- Exercise requirements
Copy out every line from the one containing "x-tick-label: 15 <box>340 387 354 401</box>" down to the one containing "legend-label: 3x14 <box>167 125 193 139</box>", exactly as they appear.

- Rows
= = = =

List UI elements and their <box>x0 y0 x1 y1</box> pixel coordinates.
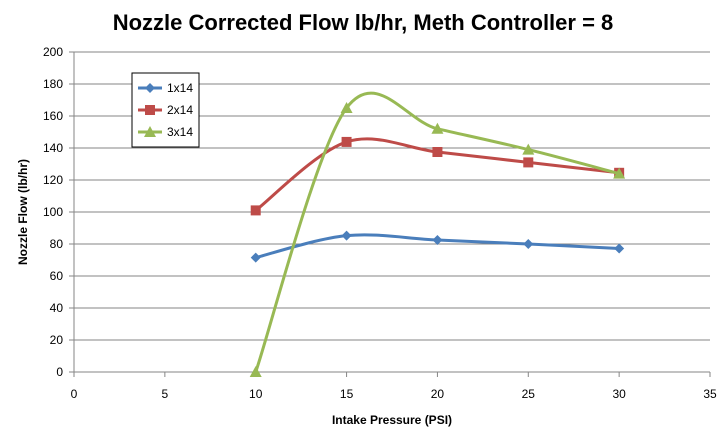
x-tick-label: 15 <box>340 387 354 401</box>
y-tick-label: 120 <box>43 173 63 187</box>
legend: 1x14 2x14 3x14 <box>131 72 200 148</box>
y-tick-label: 200 <box>43 45 63 59</box>
y-tick-label: 20 <box>50 333 64 347</box>
y-tick-label: 0 <box>56 365 63 379</box>
data-point <box>341 136 352 147</box>
x-axis-title: Intake Pressure (PSI) <box>332 413 452 427</box>
data-point <box>432 147 443 157</box>
x-tick-label: 10 <box>249 387 263 401</box>
tick-labels: 0 20 40 60 80 100 120 140 160 180 200 0 5 10 15 20 25 30 3… <box>43 45 717 401</box>
x-tick-label: 5 <box>162 387 169 401</box>
legend-label: 3x14 <box>167 125 193 139</box>
data-point <box>613 167 626 179</box>
data-point <box>614 243 625 254</box>
y-tick-label: 80 <box>50 237 64 251</box>
series-3x14 <box>249 91 626 377</box>
x-tick-label: 25 <box>522 387 536 401</box>
y-tick-label: 60 <box>50 269 64 283</box>
legend-marker <box>145 83 155 93</box>
legend-marker <box>145 105 155 115</box>
gridlines <box>74 51 710 341</box>
legend-marker <box>144 126 156 137</box>
data-point <box>523 157 534 168</box>
legend-item-1x14: 1x14 <box>138 81 193 95</box>
x-tick-label: 20 <box>431 387 445 401</box>
chart-title: Nozzle Corrected Flow lb/hr, Meth Contro… <box>113 10 614 35</box>
y-tick-label: 160 <box>43 109 63 123</box>
series-1x14 <box>250 230 625 263</box>
data-point <box>523 239 534 249</box>
legend-label: 2x14 <box>167 103 193 117</box>
legend-item-2x14: 2x14 <box>138 103 193 117</box>
data-point <box>341 230 352 241</box>
legend-item-3x14: 3x14 <box>138 125 193 139</box>
data-point <box>432 235 443 245</box>
y-tick-label: 100 <box>43 205 63 219</box>
y-tick-label: 140 <box>43 141 63 155</box>
data-point <box>522 143 535 155</box>
x-tick-label: 35 <box>703 387 717 401</box>
data-point <box>249 366 262 377</box>
data-point <box>340 102 353 113</box>
y-tick-label: 40 <box>50 301 64 315</box>
y-tick-label: 180 <box>43 77 63 91</box>
series-line <box>254 91 620 373</box>
series-group <box>249 91 626 377</box>
legend-label: 1x14 <box>167 81 193 95</box>
x-tick-label: 30 <box>612 387 626 401</box>
data-point <box>250 252 261 263</box>
data-point <box>250 205 261 216</box>
x-tick-label: 0 <box>71 387 78 401</box>
data-point <box>431 122 444 134</box>
y-axis-title: Nozzle Flow (lb/hr) <box>16 159 30 265</box>
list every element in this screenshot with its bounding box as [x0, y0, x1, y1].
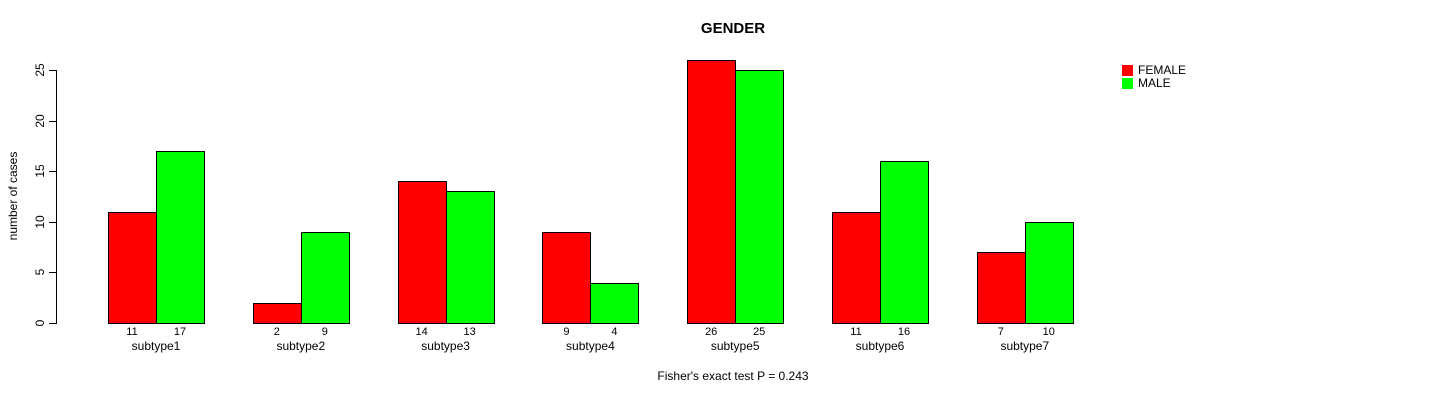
bar-value-label: 7	[997, 326, 1004, 338]
bar-female-subtype2	[252, 302, 302, 324]
category-label-subtype5: subtype5	[710, 339, 760, 353]
male-swatch	[1122, 77, 1133, 89]
bar-female-subtype6	[832, 211, 881, 324]
chart-title: GENDER	[700, 20, 766, 37]
bar-value-label: 14	[415, 326, 428, 338]
category-label-subtype6: subtype6	[855, 339, 905, 353]
y-tick-label: 25	[33, 63, 47, 77]
bar-female-subtype7	[976, 252, 1026, 324]
bar-value-label: 10	[1042, 326, 1055, 338]
y-tick-mark	[49, 323, 56, 324]
y-axis-line	[56, 70, 57, 324]
bar-value-label: 16	[897, 326, 911, 338]
y-tick-label: 0	[33, 319, 47, 327]
bar-male-subtype3	[445, 191, 495, 324]
bar-value-label: 25	[753, 326, 766, 338]
y-tick-mark	[49, 171, 56, 173]
bar-value-label: 4	[611, 326, 618, 338]
bar-value-label: 13	[463, 326, 476, 338]
bar-male-subtype7	[1024, 221, 1074, 324]
y-tick-label: 20	[33, 113, 47, 128]
y-tick-mark	[49, 120, 56, 122]
bar-female-subtype3	[397, 181, 447, 324]
category-label-subtype1: subtype1	[131, 339, 181, 353]
legend-item-male: MALE	[1122, 77, 1186, 89]
bar-male-subtype6	[880, 161, 929, 324]
y-tick-label: 15	[33, 164, 47, 178]
y-tick-mark	[49, 272, 56, 274]
category-label-subtype3: subtype3	[421, 339, 470, 353]
female-swatch	[1122, 64, 1133, 76]
y-tick-mark	[49, 221, 56, 223]
category-label-subtype2: subtype2	[276, 339, 326, 353]
bar-value-label: 9	[563, 326, 570, 338]
bar-male-subtype1	[156, 150, 205, 324]
bar-value-label: 26	[705, 326, 718, 338]
legend-label-male: MALE	[1138, 76, 1171, 90]
legend: FEMALE MALE	[1122, 64, 1186, 90]
category-label-subtype4: subtype4	[566, 339, 615, 353]
bar-male-subtype4	[590, 282, 640, 324]
bar-male-subtype5	[735, 70, 785, 324]
bar-female-subtype5	[687, 59, 737, 324]
bar-value-label: 17	[173, 326, 187, 338]
legend-item-female: FEMALE	[1122, 64, 1186, 76]
bar-value-label: 11	[850, 326, 862, 338]
footnote: Fisher's exact test P = 0.243	[657, 369, 809, 383]
bar-male-subtype2	[300, 231, 350, 324]
y-tick-mark	[49, 70, 56, 71]
bar-female-subtype4	[542, 231, 592, 324]
y-tick-label: 5	[33, 269, 47, 276]
bar-value-label: 9	[321, 326, 328, 338]
category-label-subtype7: subtype7	[1000, 339, 1050, 353]
legend-label-female: FEMALE	[1138, 63, 1187, 77]
y-axis-label: number of cases	[6, 151, 20, 241]
bar-value-label: 2	[273, 326, 280, 338]
bar-female-subtype1	[108, 211, 157, 324]
y-tick-label: 10	[33, 215, 47, 229]
bar-value-label: 11	[126, 326, 138, 338]
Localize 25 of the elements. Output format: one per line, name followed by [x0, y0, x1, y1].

= = = =

- Finished exercise
x-tick-label: 15 <box>340 387 354 401</box>
y-tick-label: 120 <box>43 173 63 187</box>
legend: 1x14 2x14 3x14 <box>131 72 200 148</box>
y-tick-label: 200 <box>43 45 63 59</box>
y-tick-label: 20 <box>50 333 64 347</box>
y-tick-label: 0 <box>56 365 63 379</box>
data-point <box>341 136 352 147</box>
x-axis-title: Intake Pressure (PSI) <box>332 413 452 427</box>
data-point <box>432 147 443 157</box>
x-tick-label: 10 <box>249 387 263 401</box>
tick-labels: 0 20 40 60 80 100 120 140 160 180 200 0 5 10 15 20 25 30 3… <box>43 45 717 401</box>
x-tick-label: 5 <box>162 387 169 401</box>
legend-label: 3x14 <box>167 125 193 139</box>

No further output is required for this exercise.